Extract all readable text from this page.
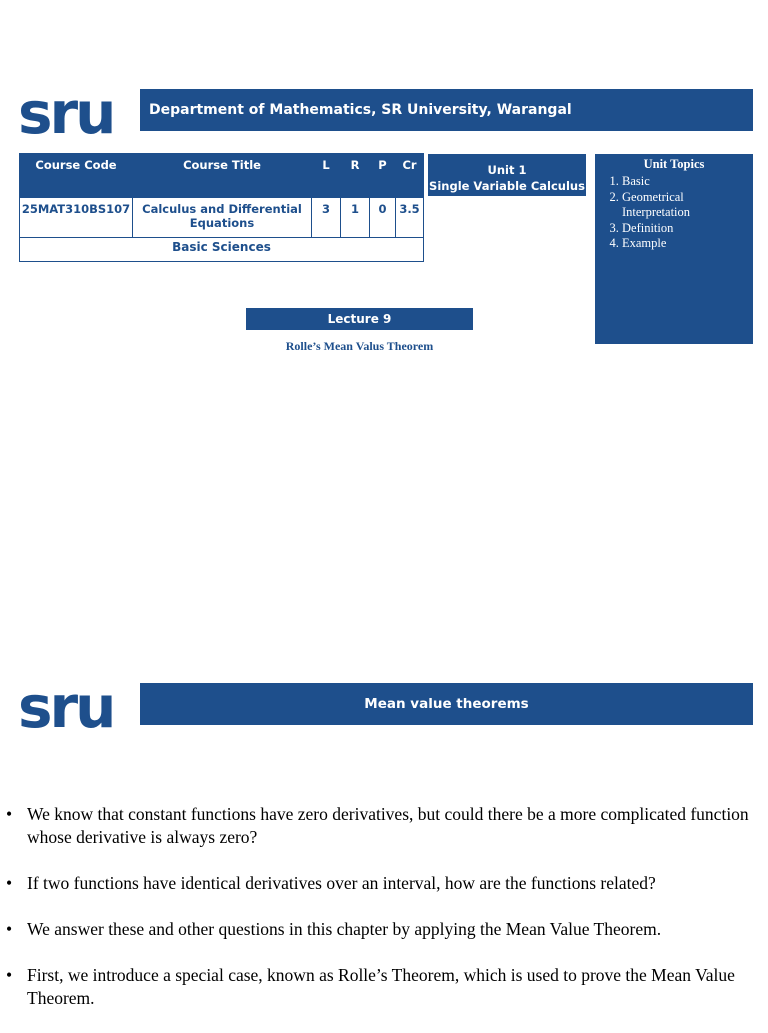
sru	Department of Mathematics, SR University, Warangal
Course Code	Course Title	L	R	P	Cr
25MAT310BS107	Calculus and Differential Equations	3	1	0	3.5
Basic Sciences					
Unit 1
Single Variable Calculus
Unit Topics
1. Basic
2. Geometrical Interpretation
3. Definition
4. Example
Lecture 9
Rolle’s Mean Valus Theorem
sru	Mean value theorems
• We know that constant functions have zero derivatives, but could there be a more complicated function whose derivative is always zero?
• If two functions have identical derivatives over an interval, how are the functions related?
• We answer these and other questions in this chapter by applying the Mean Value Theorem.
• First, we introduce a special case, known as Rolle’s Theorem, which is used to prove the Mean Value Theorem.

___

Transcribe the listing in full and omit the pictures.

Extract all readable text from this page.
sru	Department of Mathematics, SR University, Warangal
Course Code	Course Title	L	R	P	Cr
25MAT310BS107	Calculus and Differential Equations	3	1	0	3.5
Basic Sciences					
Unit 1
Single Variable Calculus
Unit Topics
1. Basic
2. Geometrical Interpretation
3. Definition
4. Example
Lecture 9
Rolle’s Mean Valus Theorem
sru	Mean value theorems
• We know that constant functions have zero derivatives, but could there be a more complicated function whose derivative is always zero?
• If two functions have identical derivatives over an interval, how are the functions related?
• We answer these and other questions in this chapter by applying the Mean Value Theorem.
• First, we introduce a special case, known as Rolle’s Theorem, which is used to prove the Mean Value Theorem.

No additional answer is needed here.